## Task directions
Restate the whole listing exactly.

___ Given information

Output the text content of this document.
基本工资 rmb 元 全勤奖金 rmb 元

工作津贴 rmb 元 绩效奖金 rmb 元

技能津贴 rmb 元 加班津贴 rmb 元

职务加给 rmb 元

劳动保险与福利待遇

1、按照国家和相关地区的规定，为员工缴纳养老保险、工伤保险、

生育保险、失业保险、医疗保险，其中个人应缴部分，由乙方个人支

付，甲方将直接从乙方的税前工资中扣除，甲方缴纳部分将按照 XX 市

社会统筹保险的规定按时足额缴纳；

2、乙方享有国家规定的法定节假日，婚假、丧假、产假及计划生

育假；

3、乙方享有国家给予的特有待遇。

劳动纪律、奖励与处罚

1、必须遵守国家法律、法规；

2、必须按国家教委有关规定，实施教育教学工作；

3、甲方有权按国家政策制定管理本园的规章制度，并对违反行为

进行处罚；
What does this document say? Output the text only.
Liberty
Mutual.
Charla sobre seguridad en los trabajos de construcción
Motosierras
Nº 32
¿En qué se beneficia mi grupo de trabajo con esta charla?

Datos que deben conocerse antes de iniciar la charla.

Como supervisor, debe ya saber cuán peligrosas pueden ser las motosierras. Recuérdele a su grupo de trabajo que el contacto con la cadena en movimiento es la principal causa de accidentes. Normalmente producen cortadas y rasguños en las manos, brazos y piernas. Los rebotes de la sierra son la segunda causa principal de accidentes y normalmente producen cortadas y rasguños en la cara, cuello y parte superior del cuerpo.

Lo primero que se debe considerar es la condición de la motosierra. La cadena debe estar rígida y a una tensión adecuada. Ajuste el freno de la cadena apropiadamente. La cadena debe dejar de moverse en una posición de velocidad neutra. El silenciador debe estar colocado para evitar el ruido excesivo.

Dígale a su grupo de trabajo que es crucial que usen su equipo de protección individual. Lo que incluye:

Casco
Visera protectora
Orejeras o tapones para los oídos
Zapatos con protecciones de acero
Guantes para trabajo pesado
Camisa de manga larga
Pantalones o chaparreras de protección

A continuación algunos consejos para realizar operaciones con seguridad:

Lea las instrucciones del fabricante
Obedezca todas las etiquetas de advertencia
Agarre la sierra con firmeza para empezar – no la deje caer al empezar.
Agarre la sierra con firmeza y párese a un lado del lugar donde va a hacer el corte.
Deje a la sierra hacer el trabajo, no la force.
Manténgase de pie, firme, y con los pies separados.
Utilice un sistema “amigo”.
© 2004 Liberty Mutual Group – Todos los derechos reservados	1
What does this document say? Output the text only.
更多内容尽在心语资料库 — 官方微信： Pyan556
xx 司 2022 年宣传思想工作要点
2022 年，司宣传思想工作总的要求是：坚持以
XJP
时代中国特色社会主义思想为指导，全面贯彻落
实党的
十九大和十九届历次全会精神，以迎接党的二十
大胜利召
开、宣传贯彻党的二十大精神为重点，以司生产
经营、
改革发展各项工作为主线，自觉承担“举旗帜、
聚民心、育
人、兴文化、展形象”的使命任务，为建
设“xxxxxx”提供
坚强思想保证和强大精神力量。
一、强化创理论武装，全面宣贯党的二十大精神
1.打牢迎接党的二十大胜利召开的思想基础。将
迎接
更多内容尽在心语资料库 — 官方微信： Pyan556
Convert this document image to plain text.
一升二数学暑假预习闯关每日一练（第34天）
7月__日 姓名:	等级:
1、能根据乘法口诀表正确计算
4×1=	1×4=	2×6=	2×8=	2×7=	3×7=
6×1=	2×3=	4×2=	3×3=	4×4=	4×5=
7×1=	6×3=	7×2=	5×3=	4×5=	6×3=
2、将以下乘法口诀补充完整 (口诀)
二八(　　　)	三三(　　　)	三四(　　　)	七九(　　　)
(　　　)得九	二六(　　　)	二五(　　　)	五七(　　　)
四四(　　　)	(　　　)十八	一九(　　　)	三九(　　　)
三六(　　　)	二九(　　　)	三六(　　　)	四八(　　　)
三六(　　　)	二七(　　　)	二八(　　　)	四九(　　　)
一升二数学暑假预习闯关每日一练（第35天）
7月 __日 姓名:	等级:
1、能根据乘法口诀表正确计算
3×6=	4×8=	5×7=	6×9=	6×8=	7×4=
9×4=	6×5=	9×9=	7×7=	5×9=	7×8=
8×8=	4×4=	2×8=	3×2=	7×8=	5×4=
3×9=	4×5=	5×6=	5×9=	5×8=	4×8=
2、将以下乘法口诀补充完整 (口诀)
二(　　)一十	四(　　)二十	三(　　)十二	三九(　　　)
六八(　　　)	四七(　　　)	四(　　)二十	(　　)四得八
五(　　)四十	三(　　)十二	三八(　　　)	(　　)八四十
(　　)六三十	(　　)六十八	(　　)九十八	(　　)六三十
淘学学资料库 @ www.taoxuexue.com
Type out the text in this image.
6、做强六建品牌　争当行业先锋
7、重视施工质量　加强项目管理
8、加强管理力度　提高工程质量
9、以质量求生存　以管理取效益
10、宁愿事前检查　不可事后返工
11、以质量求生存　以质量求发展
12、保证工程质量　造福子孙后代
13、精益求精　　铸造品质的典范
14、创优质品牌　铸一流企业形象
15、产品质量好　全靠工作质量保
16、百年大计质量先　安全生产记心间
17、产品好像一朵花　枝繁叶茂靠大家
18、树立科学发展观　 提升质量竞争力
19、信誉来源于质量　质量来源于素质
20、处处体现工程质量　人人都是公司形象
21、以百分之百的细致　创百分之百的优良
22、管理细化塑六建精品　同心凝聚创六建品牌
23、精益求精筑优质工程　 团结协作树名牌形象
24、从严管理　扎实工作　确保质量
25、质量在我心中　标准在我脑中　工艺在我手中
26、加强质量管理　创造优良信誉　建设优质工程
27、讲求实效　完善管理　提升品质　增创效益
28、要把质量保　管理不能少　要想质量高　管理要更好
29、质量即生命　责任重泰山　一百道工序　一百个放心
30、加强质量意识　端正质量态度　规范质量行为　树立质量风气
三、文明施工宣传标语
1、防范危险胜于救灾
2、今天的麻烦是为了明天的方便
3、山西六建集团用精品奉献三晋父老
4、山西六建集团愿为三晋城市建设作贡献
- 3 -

______

## Exercise answer
Output the text content of this document.
基本工资 rmb 元 全勤奖金 rmb 元

工作津贴 rmb 元 绩效奖金 rmb 元

技能津贴 rmb 元 加班津贴 rmb 元

职务加给 rmb 元

劳动保险与福利待遇

1、按照国家和相关地区的规定，为员工缴纳养老保险、工伤保险、

生育保险、失业保险、医疗保险，其中个人应缴部分，由乙方个人支

付，甲方将直接从乙方的税前工资中扣除，甲方缴纳部分将按照 XX 市

社会统筹保险的规定按时足额缴纳；

2、乙方享有国家规定的法定节假日，婚假、丧假、产假及计划生

育假；

3、乙方享有国家给予的特有待遇。

劳动纪律、奖励与处罚

1、必须遵守国家法律、法规；

2、必须按国家教委有关规定，实施教育教学工作；

3、甲方有权按国家政策制定管理本园的规章制度，并对违反行为

进行处罚；
What does this document say? Output the text only.
Liberty
Mutual.
Charla sobre seguridad en los trabajos de construcción
Motosierras
Nº 32
¿En qué se beneficia mi grupo de trabajo con esta charla?

Datos que deben conocerse antes de iniciar la charla.

Como supervisor, debe ya saber cuán peligrosas pueden ser las motosierras. Recuérdele a su grupo de trabajo que el contacto con la cadena en movimiento es la principal causa de accidentes. Normalmente producen cortadas y rasguños en las manos, brazos y piernas. Los rebotes de la sierra son la segunda causa principal de accidentes y normalmente producen cortadas y rasguños en la cara, cuello y parte superior del cuerpo.

Lo primero que se debe considerar es la condición de la motosierra. La cadena debe estar rígida y a una tensión adecuada. Ajuste el freno de la cadena apropiadamente. La cadena debe dejar de moverse en una posición de velocidad neutra. El silenciador debe estar colocado para evitar el ruido excesivo.

Dígale a su grupo de trabajo que es crucial que usen su equipo de protección individual. Lo que incluye:

Casco
Visera protectora
Orejeras o tapones para los oídos
Zapatos con protecciones de acero
Guantes para trabajo pesado
Camisa de manga larga
Pantalones o chaparreras de protección

A continuación algunos consejos para realizar operaciones con seguridad:

Lea las instrucciones del fabricante
Obedezca todas las etiquetas de advertencia
Agarre la sierra con firmeza para empezar – no la deje caer al empezar.
Agarre la sierra con firmeza y párese a un lado del lugar donde va a hacer el corte.
Deje a la sierra hacer el trabajo, no la force.
Manténgase de pie, firme, y con los pies separados.
Utilice un sistema “amigo”.
© 2004 Liberty Mutual Group – Todos los derechos reservados	1
What does this document say? Output the text only.
更多内容尽在心语资料库 — 官方微信： Pyan556
xx 司 2022 年宣传思想工作要点
2022 年，司宣传思想工作总的要求是：坚持以
XJP
时代中国特色社会主义思想为指导，全面贯彻落
实党的
十九大和十九届历次全会精神，以迎接党的二十
大胜利召
开、宣传贯彻党的二十大精神为重点，以司生产
经营、
改革发展各项工作为主线，自觉承担“举旗帜、
聚民心、育
人、兴文化、展形象”的使命任务，为建
设“xxxxxx”提供
坚强思想保证和强大精神力量。
一、强化创理论武装，全面宣贯党的二十大精神
1.打牢迎接党的二十大胜利召开的思想基础。将
迎接
更多内容尽在心语资料库 — 官方微信： Pyan556
Convert this document image to plain text.
一升二数学暑假预习闯关每日一练（第34天）
7月__日 姓名:	等级:
1、能根据乘法口诀表正确计算
4×1=	1×4=	2×6=	2×8=	2×7=	3×7=
6×1=	2×3=	4×2=	3×3=	4×4=	4×5=
7×1=	6×3=	7×2=	5×3=	4×5=	6×3=
2、将以下乘法口诀补充完整 (口诀)
二八(　　　)	三三(　　　)	三四(　　　)	七九(　　　)
(　　　)得九	二六(　　　)	二五(　　　)	五七(　　　)
四四(　　　)	(　　　)十八	一九(　　　)	三九(　　　)
三六(　　　)	二九(　　　)	三六(　　　)	四八(　　　)
三六(　　　)	二七(　　　)	二八(　　　)	四九(　　　)
一升二数学暑假预习闯关每日一练（第35天）
7月 __日 姓名:	等级:
1、能根据乘法口诀表正确计算
3×6=	4×8=	5×7=	6×9=	6×8=	7×4=
9×4=	6×5=	9×9=	7×7=	5×9=	7×8=
8×8=	4×4=	2×8=	3×2=	7×8=	5×4=
3×9=	4×5=	5×6=	5×9=	5×8=	4×8=
2、将以下乘法口诀补充完整 (口诀)
二(　　)一十	四(　　)二十	三(　　)十二	三九(　　　)
六八(　　　)	四七(　　　)	四(　　)二十	(　　)四得八
五(　　)四十	三(　　)十二	三八(　　　)	(　　)八四十
(　　)六三十	(　　)六十八	(　　)九十八	(　　)六三十
淘学学资料库 @ www.taoxuexue.com
Type out the text in this image.
6、做强六建品牌　争当行业先锋
7、重视施工质量　加强项目管理
8、加强管理力度　提高工程质量
9、以质量求生存　以管理取效益
10、宁愿事前检查　不可事后返工
11、以质量求生存　以质量求发展
12、保证工程质量　造福子孙后代
13、精益求精　　铸造品质的典范
14、创优质品牌　铸一流企业形象
15、产品质量好　全靠工作质量保
16、百年大计质量先　安全生产记心间
17、产品好像一朵花　枝繁叶茂靠大家
18、树立科学发展观　 提升质量竞争力
19、信誉来源于质量　质量来源于素质
20、处处体现工程质量　人人都是公司形象
21、以百分之百的细致　创百分之百的优良
22、管理细化塑六建精品　同心凝聚创六建品牌
23、精益求精筑优质工程　 团结协作树名牌形象
24、从严管理　扎实工作　确保质量
25、质量在我心中　标准在我脑中　工艺在我手中
26、加强质量管理　创造优良信誉　建设优质工程
27、讲求实效　完善管理　提升品质　增创效益
28、要把质量保　管理不能少　要想质量高　管理要更好
29、质量即生命　责任重泰山　一百道工序　一百个放心
30、加强质量意识　端正质量态度　规范质量行为　树立质量风气
三、文明施工宣传标语
1、防范危险胜于救灾
2、今天的麻烦是为了明天的方便
3、山西六建集团用精品奉献三晋父老
4、山西六建集团愿为三晋城市建设作贡献
- 3 -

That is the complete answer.